Gather all lines in the entries that include the word "required".

- DATA FOR THIS TASK:
○ ○ ○ ○ ○
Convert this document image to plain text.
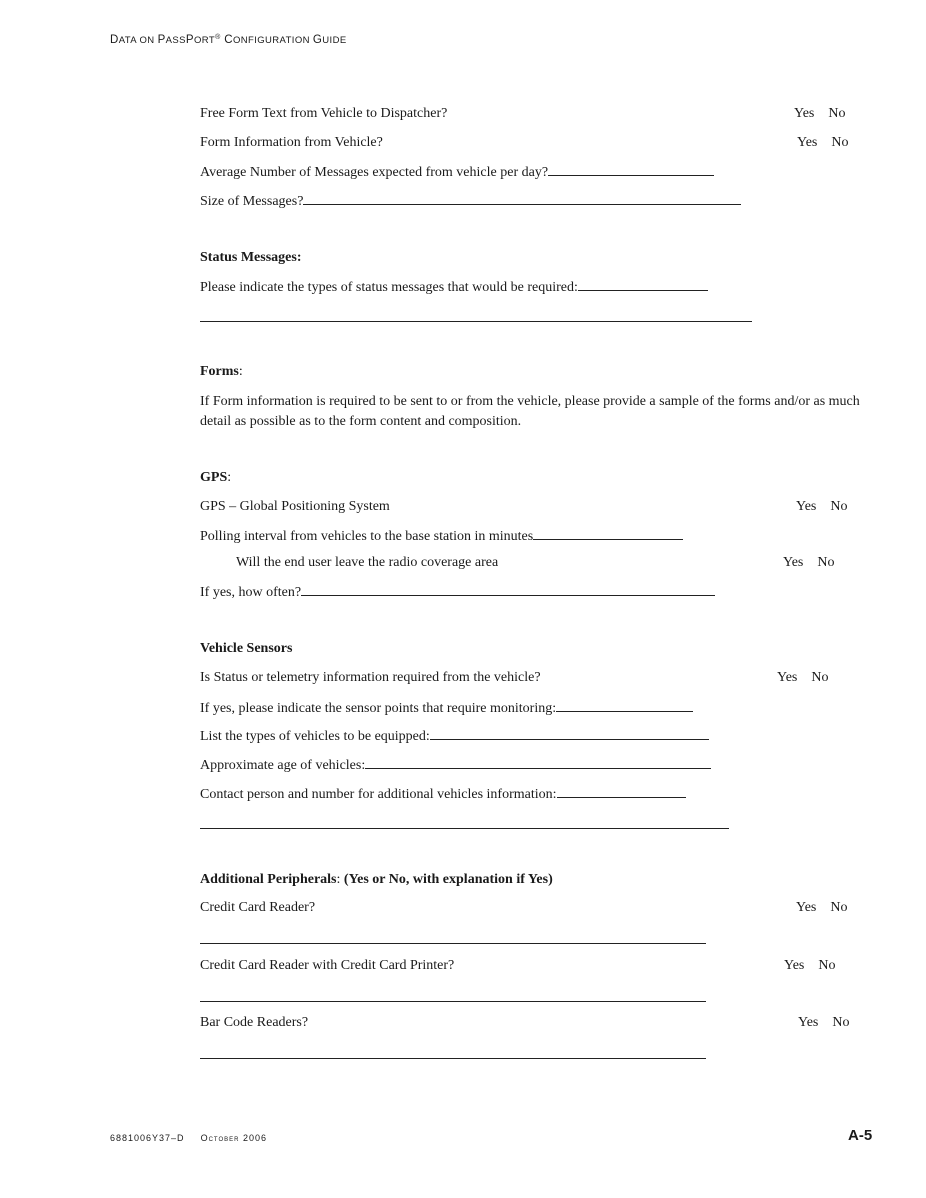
DATA ON PASSPORT® CONFIGURATION GUIDE
Free Form Text from Vehicle to Dispatcher?	Yes No
Form Information from Vehicle?	Yes No
Average Number of Messages expected from vehicle per day?
Size of Messages?
Status Messages:
Please indicate the types of status messages that would be required:
Forms:
If Form information is required to be sent to or from the vehicle, please provide a sample of the forms and/or as much detail as possible as to the form content and composition.
GPS:
GPS – Global Positioning System	Yes No
Polling interval from vehicles to the base station in minutes
Will the end user leave the radio coverage area	Yes No
If yes, how often?
Vehicle Sensors
Is Status or telemetry information required from the vehicle?	Yes No
If yes, please indicate the sensor points that require monitoring:
List the types of vehicles to be equipped:
Approximate age of vehicles:
Contact person and number for additional vehicles information:
Additional Peripherals: (Yes or No, with explanation if Yes)
Credit Card Reader?	Yes No
Credit Card Reader with Credit Card Printer?	Yes No
Bar Code Readers?	Yes No
6881006Y37–D October 2006	A-5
○ ○ ○ ○ ○
- FINAL RESULT:
Please indicate the types of status messages that would be required:
If Form information is required to be sent to or from the vehicle, please provide a sample of the forms and/or as much detail as possible as to the form content and composition.
Is Status or telemetry information required from the vehicle?	Yes No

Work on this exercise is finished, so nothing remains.